Copy out every line in which the string "this" occurs.

Part of a data file:
"""
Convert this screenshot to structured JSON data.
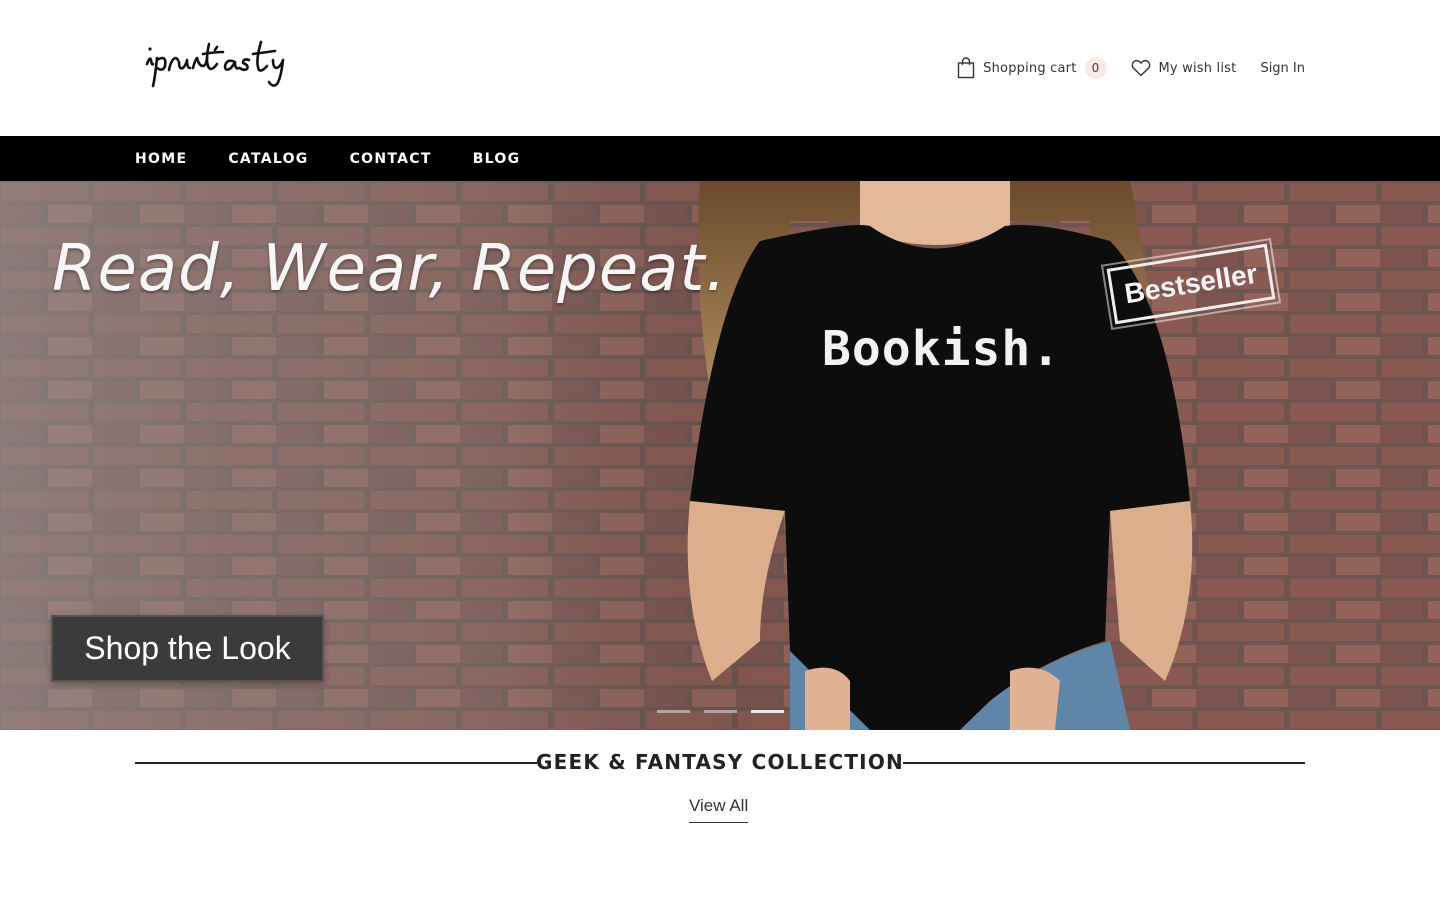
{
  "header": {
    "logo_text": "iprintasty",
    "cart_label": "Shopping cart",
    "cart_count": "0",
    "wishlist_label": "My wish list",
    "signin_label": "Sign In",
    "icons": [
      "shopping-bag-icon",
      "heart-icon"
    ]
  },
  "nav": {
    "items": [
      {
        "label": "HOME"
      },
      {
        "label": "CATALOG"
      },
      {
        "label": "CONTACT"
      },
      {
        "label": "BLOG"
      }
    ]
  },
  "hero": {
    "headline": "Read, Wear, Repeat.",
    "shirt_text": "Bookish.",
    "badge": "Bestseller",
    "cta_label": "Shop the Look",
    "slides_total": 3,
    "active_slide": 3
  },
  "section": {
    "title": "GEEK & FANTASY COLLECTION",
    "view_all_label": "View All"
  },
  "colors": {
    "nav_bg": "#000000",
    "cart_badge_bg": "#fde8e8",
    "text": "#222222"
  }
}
"""
"""
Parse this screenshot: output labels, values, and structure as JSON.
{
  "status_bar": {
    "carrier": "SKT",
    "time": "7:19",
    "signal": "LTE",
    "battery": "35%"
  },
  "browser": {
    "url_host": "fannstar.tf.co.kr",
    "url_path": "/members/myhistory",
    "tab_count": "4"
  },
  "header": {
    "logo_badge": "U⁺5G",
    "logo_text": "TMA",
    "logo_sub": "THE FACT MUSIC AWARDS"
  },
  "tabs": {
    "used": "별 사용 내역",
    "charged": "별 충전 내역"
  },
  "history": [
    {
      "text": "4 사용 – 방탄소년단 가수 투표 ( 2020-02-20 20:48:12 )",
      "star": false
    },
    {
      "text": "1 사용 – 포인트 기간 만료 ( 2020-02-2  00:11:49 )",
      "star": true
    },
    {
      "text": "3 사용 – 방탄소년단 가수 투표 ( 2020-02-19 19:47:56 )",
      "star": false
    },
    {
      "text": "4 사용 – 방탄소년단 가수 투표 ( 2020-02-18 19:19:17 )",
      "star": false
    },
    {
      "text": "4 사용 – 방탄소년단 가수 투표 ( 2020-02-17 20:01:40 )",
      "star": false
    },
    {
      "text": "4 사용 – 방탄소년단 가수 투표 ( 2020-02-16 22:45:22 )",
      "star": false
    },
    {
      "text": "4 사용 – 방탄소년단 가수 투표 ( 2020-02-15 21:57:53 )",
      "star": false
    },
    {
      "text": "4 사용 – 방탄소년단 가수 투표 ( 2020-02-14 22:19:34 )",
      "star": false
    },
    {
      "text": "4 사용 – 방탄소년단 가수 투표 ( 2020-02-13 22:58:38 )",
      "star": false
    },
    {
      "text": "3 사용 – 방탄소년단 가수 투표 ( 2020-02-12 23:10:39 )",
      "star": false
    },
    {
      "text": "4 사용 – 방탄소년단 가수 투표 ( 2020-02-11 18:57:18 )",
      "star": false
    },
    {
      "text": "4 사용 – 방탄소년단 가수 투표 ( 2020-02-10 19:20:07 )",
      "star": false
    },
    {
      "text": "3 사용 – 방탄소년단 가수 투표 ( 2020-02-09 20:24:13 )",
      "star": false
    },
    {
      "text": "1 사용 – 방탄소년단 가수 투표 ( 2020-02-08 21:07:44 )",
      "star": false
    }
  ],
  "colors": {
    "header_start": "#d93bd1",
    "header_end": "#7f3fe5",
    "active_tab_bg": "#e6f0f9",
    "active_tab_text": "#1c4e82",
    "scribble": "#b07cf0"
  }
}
"""
● **Exercise result**:
Convert this screenshot to structured JSON data.
Parse this screenshot: output labels, values, and structure as JSON.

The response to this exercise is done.